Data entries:
= = =
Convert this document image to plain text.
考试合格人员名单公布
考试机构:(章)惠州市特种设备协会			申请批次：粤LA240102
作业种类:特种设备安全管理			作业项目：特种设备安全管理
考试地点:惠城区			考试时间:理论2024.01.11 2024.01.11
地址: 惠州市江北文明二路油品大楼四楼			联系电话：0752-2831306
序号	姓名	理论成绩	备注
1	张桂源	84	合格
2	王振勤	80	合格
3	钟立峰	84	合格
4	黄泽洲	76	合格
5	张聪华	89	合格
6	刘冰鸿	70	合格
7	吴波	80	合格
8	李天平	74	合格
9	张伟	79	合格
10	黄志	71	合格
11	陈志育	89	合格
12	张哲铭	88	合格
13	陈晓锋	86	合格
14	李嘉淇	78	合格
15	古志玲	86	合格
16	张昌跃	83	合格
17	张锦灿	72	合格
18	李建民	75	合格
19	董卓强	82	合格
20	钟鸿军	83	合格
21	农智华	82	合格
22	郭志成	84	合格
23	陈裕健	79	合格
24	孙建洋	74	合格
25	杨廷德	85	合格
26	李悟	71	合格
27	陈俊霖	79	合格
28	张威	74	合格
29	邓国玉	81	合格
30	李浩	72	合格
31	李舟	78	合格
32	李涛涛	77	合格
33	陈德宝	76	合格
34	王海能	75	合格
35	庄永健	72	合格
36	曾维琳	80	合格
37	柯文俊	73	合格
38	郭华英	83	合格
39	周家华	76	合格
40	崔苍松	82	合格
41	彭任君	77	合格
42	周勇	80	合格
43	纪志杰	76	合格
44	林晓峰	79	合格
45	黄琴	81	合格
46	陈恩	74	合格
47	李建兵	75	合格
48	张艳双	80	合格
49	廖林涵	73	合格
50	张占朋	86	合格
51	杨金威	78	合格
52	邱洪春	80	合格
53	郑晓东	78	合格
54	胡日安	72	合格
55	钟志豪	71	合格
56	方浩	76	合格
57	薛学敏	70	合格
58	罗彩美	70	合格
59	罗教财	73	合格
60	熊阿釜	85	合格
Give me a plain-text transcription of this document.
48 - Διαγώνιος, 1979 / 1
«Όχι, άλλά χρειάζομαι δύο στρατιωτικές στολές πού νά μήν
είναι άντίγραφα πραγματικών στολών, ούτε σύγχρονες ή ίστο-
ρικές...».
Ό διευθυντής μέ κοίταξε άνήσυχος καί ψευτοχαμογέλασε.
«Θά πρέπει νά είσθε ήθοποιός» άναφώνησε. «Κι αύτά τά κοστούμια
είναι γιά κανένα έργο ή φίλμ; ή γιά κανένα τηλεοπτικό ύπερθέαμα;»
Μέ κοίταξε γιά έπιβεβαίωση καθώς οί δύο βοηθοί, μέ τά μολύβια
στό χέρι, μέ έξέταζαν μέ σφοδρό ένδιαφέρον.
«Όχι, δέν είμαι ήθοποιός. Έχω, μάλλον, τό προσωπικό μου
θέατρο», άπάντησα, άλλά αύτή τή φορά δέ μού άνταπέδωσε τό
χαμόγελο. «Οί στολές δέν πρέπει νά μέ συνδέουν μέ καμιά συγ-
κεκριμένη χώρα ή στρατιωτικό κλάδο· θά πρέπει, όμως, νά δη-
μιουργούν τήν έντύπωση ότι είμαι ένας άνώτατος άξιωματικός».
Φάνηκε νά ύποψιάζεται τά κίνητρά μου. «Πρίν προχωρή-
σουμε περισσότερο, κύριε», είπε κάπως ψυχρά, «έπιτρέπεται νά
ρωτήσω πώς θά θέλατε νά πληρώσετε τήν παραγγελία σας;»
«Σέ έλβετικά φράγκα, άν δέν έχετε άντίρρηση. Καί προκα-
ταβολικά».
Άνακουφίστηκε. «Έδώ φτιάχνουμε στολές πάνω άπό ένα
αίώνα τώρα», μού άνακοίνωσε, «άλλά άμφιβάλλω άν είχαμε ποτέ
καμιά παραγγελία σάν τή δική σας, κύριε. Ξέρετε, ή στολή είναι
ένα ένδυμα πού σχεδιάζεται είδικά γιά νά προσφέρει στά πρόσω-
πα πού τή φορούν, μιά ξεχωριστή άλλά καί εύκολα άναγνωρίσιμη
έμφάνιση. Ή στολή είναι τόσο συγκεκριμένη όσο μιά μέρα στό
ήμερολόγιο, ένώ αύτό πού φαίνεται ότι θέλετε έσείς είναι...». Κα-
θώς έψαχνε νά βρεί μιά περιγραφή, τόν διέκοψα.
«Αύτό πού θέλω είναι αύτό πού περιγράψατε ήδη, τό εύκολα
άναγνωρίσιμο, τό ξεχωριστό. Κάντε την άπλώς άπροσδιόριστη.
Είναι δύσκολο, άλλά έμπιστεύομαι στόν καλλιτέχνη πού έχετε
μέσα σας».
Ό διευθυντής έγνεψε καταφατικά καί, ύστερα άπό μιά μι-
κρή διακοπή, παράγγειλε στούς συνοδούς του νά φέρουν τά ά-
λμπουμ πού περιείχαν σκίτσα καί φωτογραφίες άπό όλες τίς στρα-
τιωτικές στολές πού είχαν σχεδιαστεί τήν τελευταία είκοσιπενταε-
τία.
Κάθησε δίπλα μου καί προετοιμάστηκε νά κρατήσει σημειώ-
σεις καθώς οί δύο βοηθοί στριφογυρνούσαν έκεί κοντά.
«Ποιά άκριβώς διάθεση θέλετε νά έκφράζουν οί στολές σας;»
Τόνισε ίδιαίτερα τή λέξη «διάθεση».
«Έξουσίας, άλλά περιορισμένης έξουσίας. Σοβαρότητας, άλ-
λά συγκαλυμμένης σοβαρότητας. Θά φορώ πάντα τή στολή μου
= = =
EXERCISE BRIEF: Copy each line in the data that holds the word "κύριε".

SOLUTION TO THE EXERCISE:
σουμε περισσότερο, κύριε», είπε κάπως ψυχρά, «έπιτρέπεται νά
καμιά παραγγελία σάν τή δική σας, κύριε. Ξέρετε, ή στολή είναι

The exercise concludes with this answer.